Pictures aside, write out every record exactly as it appears.

* * *

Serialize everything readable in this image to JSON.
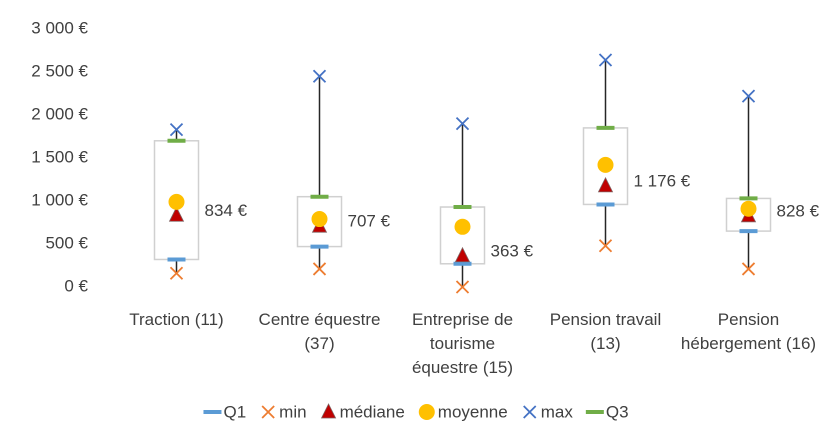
{
  "chart_data": {
    "type": "box",
    "categories": [
      "Traction (11)",
      "Centre équestre (37)",
      "Entreprise de tourisme équestre (15)",
      "Pension travail (13)",
      "Pension hébergement (16)"
    ],
    "series": [
      {
        "name": "Q1",
        "color": "#5b9bd5",
        "values": [
          320,
          470,
          270,
          960,
          650
        ]
      },
      {
        "name": "min",
        "color": "#ed7d31",
        "values": [
          160,
          210,
          0,
          480,
          210
        ]
      },
      {
        "name": "médiane",
        "color": "#c00000",
        "values": [
          834,
          707,
          363,
          1176,
          828
        ],
        "value_labels": [
          "834 €",
          "707 €",
          "363 €",
          "1 176 €",
          "828 €"
        ]
      },
      {
        "name": "moyenne",
        "color": "#ffc000",
        "values": [
          990,
          790,
          700,
          1420,
          910
        ]
      },
      {
        "name": "max",
        "color": "#4472c4",
        "values": [
          1830,
          2450,
          1900,
          2640,
          2220
        ]
      },
      {
        "name": "Q3",
        "color": "#70ad47",
        "values": [
          1700,
          1050,
          930,
          1850,
          1030
        ]
      }
    ],
    "ylim": [
      0,
      3000
    ],
    "yticks": [
      {
        "value": 0,
        "label": "0 €"
      },
      {
        "value": 500,
        "label": "500 €"
      },
      {
        "value": 1000,
        "label": "1 000 €"
      },
      {
        "value": 1500,
        "label": "1 500 €"
      },
      {
        "value": 2000,
        "label": "2 000 €"
      },
      {
        "value": 2500,
        "label": "2 500 €"
      },
      {
        "value": 3000,
        "label": "3 000 €"
      }
    ],
    "grid": false,
    "legend": "bottom"
  }
}
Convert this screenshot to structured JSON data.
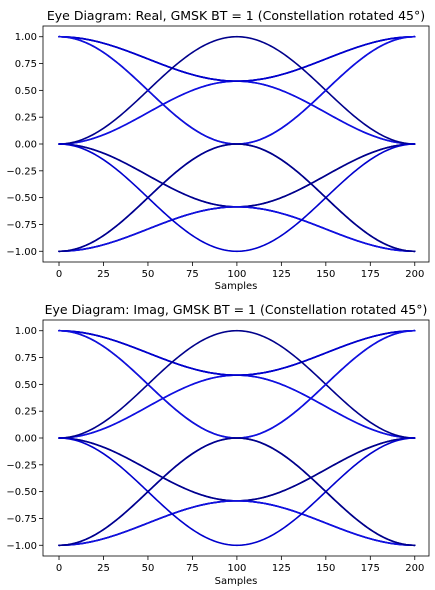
{
  "chart_data": [
    {
      "type": "line",
      "title": "Eye Diagram: Real, GMSK BT = 1 (Constellation rotated 45°)",
      "xlabel": "Samples",
      "ylabel": "",
      "xlim": [
        -9,
        208
      ],
      "ylim": [
        -1.1,
        1.1
      ],
      "x_ticks": [
        0,
        25,
        50,
        75,
        100,
        125,
        150,
        175,
        200
      ],
      "y_ticks": [
        1.0,
        0.75,
        0.5,
        0.25,
        0.0,
        -0.25,
        -0.5,
        -0.75,
        -1.0
      ],
      "y_tick_labels": [
        "1.00",
        "0.75",
        "0.50",
        "0.25",
        "0.00",
        "−0.25",
        "−0.50",
        "−0.75",
        "−1.00"
      ],
      "samples_per_trace": 200,
      "symbol_period": 100,
      "levels": [
        -1,
        -0.5858,
        0,
        0.5858,
        1
      ],
      "colors": [
        "#00008b",
        "#0000cd",
        "#1010e0"
      ],
      "grid": false
    },
    {
      "type": "line",
      "title": "Eye Diagram: Imag, GMSK BT = 1 (Constellation rotated 45°)",
      "xlabel": "Samples",
      "ylabel": "",
      "xlim": [
        -9,
        208
      ],
      "ylim": [
        -1.1,
        1.1
      ],
      "x_ticks": [
        0,
        25,
        50,
        75,
        100,
        125,
        150,
        175,
        200
      ],
      "y_ticks": [
        1.0,
        0.75,
        0.5,
        0.25,
        0.0,
        -0.25,
        -0.5,
        -0.75,
        -1.0
      ],
      "y_tick_labels": [
        "1.00",
        "0.75",
        "0.50",
        "0.25",
        "0.00",
        "−0.25",
        "−0.50",
        "−0.75",
        "−1.00"
      ],
      "samples_per_trace": 200,
      "symbol_period": 100,
      "levels": [
        -1,
        -0.5858,
        0,
        0.5858,
        1
      ],
      "colors": [
        "#00008b",
        "#0000cd",
        "#1010e0"
      ],
      "grid": false
    }
  ]
}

* * *

*RESULT OF THE TASK*.
Serialize everything readable in this image to JSON.
{
  "chart_data": {
    "type": "box",
    "categories": [
      "Traction (11)",
      "Centre équestre (37)",
      "Entreprise de tourisme équestre (15)",
      "Pension travail (13)",
      "Pension hébergement (16)"
    ],
    "series": [
      {
        "name": "Q1",
        "color": "#5b9bd5",
        "values": [
          320,
          470,
          270,
          960,
          650
        ]
      },
      {
        "name": "min",
        "color": "#ed7d31",
        "values": [
          160,
          210,
          0,
          480,
          210
        ]
      },
      {
        "name": "médiane",
        "color": "#c00000",
        "values": [
          834,
          707,
          363,
          1176,
          828
        ],
        "value_labels": [
          "834 €",
          "707 €",
          "363 €",
          "1 176 €",
          "828 €"
        ]
      },
      {
        "name": "moyenne",
        "color": "#ffc000",
        "values": [
          990,
          790,
          700,
          1420,
          910
        ]
      },
      {
        "name": "max",
        "color": "#4472c4",
        "values": [
          1830,
          2450,
          1900,
          2640,
          2220
        ]
      },
      {
        "name": "Q3",
        "color": "#70ad47",
        "values": [
          1700,
          1050,
          930,
          1850,
          1030
        ]
      }
    ],
    "ylim": [
      0,
      3000
    ],
    "yticks": [
      {
        "value": 0,
        "label": "0 €"
      },
      {
        "value": 500,
        "label": "500 €"
      },
      {
        "value": 1000,
        "label": "1 000 €"
      },
      {
        "value": 1500,
        "label": "1 500 €"
      },
      {
        "value": 2000,
        "label": "2 000 €"
      },
      {
        "value": 2500,
        "label": "2 500 €"
      },
      {
        "value": 3000,
        "label": "3 000 €"
      }
    ],
    "grid": false,
    "legend": "bottom"
  }
}
Convert this screenshot to structured JSON data.
{
  "chart_data": [
    {
      "type": "line",
      "title": "Eye Diagram: Real, GMSK BT = 1 (Constellation rotated 45°)",
      "xlabel": "Samples",
      "ylabel": "",
      "xlim": [
        -9,
        208
      ],
      "ylim": [
        -1.1,
        1.1
      ],
      "x_ticks": [
        0,
        25,
        50,
        75,
        100,
        125,
        150,
        175,
        200
      ],
      "y_ticks": [
        1.0,
        0.75,
        0.5,
        0.25,
        0.0,
        -0.25,
        -0.5,
        -0.75,
        -1.0
      ],
      "y_tick_labels": [
        "1.00",
        "0.75",
        "0.50",
        "0.25",
        "0.00",
        "−0.25",
        "−0.50",
        "−0.75",
        "−1.00"
      ],
      "samples_per_trace": 200,
      "symbol_period": 100,
      "levels": [
        -1,
        -0.5858,
        0,
        0.5858,
        1
      ],
      "colors": [
        "#00008b",
        "#0000cd",
        "#1010e0"
      ],
      "grid": false
    },
    {
      "type": "line",
      "title": "Eye Diagram: Imag, GMSK BT = 1 (Constellation rotated 45°)",
      "xlabel": "Samples",
      "ylabel": "",
      "xlim": [
        -9,
        208
      ],
      "ylim": [
        -1.1,
        1.1
      ],
      "x_ticks": [
        0,
        25,
        50,
        75,
        100,
        125,
        150,
        175,
        200
      ],
      "y_ticks": [
        1.0,
        0.75,
        0.5,
        0.25,
        0.0,
        -0.25,
        -0.5,
        -0.75,
        -1.0
      ],
      "y_tick_labels": [
        "1.00",
        "0.75",
        "0.50",
        "0.25",
        "0.00",
        "−0.25",
        "−0.50",
        "−0.75",
        "−1.00"
      ],
      "samples_per_trace": 200,
      "symbol_period": 100,
      "levels": [
        -1,
        -0.5858,
        0,
        0.5858,
        1
      ],
      "colors": [
        "#00008b",
        "#0000cd",
        "#1010e0"
      ],
      "grid": false
    }
  ]
}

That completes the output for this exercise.